Work to be completed » Each entry must be returned exactly. None may be omitted.

Stored items »
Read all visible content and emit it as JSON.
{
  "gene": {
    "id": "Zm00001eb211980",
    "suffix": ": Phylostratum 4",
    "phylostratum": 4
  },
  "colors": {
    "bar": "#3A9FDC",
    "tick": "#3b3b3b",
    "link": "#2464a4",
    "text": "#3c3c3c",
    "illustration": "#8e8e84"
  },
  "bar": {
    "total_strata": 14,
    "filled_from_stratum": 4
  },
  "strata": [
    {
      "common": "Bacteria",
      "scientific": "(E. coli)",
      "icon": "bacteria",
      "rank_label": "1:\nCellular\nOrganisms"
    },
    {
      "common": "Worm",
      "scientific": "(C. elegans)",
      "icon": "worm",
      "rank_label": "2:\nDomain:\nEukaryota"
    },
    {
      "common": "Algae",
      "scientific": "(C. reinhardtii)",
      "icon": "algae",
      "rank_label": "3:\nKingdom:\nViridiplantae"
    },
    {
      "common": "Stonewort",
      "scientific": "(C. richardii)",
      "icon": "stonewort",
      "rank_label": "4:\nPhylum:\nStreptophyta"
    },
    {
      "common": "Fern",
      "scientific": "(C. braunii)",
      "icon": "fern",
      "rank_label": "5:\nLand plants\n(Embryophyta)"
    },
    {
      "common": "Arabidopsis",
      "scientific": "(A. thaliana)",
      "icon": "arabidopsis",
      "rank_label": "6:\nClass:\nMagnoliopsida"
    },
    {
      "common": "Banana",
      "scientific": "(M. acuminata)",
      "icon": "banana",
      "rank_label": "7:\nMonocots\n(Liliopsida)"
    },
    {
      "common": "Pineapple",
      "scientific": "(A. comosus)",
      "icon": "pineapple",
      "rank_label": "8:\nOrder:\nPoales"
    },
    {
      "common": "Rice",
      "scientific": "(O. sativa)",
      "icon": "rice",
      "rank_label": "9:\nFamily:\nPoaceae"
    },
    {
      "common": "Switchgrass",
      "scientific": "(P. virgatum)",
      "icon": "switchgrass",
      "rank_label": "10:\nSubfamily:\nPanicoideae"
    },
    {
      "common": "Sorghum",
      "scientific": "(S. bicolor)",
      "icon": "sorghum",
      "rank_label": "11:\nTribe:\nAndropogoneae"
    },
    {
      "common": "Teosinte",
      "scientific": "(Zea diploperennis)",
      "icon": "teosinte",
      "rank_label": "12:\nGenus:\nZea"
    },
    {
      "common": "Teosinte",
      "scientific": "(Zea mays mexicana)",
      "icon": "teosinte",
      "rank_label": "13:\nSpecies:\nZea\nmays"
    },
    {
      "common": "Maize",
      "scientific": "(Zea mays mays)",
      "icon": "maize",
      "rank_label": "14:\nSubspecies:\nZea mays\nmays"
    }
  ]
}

Solution for this task »
Read all visible content and emit it as JSON.
{
  "gene": {
    "id": "Zm00001eb211980",
    "suffix": ": Phylostratum 4",
    "phylostratum": 4
  },
  "colors": {
    "bar": "#3A9FDC",
    "tick": "#3b3b3b",
    "link": "#2464a4",
    "text": "#3c3c3c",
    "illustration": "#8e8e84"
  },
  "bar": {
    "total_strata": 14,
    "filled_from_stratum": 4
  },
  "strata": [
    {
      "common": "Bacteria",
      "scientific": "(E. coli)",
      "icon": "bacteria",
      "rank_label": "1:\nCellular\nOrganisms"
    },
    {
      "common": "Worm",
      "scientific": "(C. elegans)",
      "icon": "worm",
      "rank_label": "2:\nDomain:\nEukaryota"
    },
    {
      "common": "Algae",
      "scientific": "(C. reinhardtii)",
      "icon": "algae",
      "rank_label": "3:\nKingdom:\nViridiplantae"
    },
    {
      "common": "Stonewort",
      "scientific": "(C. richardii)",
      "icon": "stonewort",
      "rank_label": "4:\nPhylum:\nStreptophyta"
    },
    {
      "common": "Fern",
      "scientific": "(C. braunii)",
      "icon": "fern",
      "rank_label": "5:\nLand plants\n(Embryophyta)"
    },
    {
      "common": "Arabidopsis",
      "scientific": "(A. thaliana)",
      "icon": "arabidopsis",
      "rank_label": "6:\nClass:\nMagnoliopsida"
    },
    {
      "common": "Banana",
      "scientific": "(M. acuminata)",
      "icon": "banana",
      "rank_label": "7:\nMonocots\n(Liliopsida)"
    },
    {
      "common": "Pineapple",
      "scientific": "(A. comosus)",
      "icon": "pineapple",
      "rank_label": "8:\nOrder:\nPoales"
    },
    {
      "common": "Rice",
      "scientific": "(O. sativa)",
      "icon": "rice",
      "rank_label": "9:\nFamily:\nPoaceae"
    },
    {
      "common": "Switchgrass",
      "scientific": "(P. virgatum)",
      "icon": "switchgrass",
      "rank_label": "10:\nSubfamily:\nPanicoideae"
    },
    {
      "common": "Sorghum",
      "scientific": "(S. bicolor)",
      "icon": "sorghum",
      "rank_label": "11:\nTribe:\nAndropogoneae"
    },
    {
      "common": "Teosinte",
      "scientific": "(Zea diploperennis)",
      "icon": "teosinte",
      "rank_label": "12:\nGenus:\nZea"
    },
    {
      "common": "Teosinte",
      "scientific": "(Zea mays mexicana)",
      "icon": "teosinte",
      "rank_label": "13:\nSpecies:\nZea\nmays"
    },
    {
      "common": "Maize",
      "scientific": "(Zea mays mays)",
      "icon": "maize",
      "rank_label": "14:\nSubspecies:\nZea mays\nmays"
    }
  ]
}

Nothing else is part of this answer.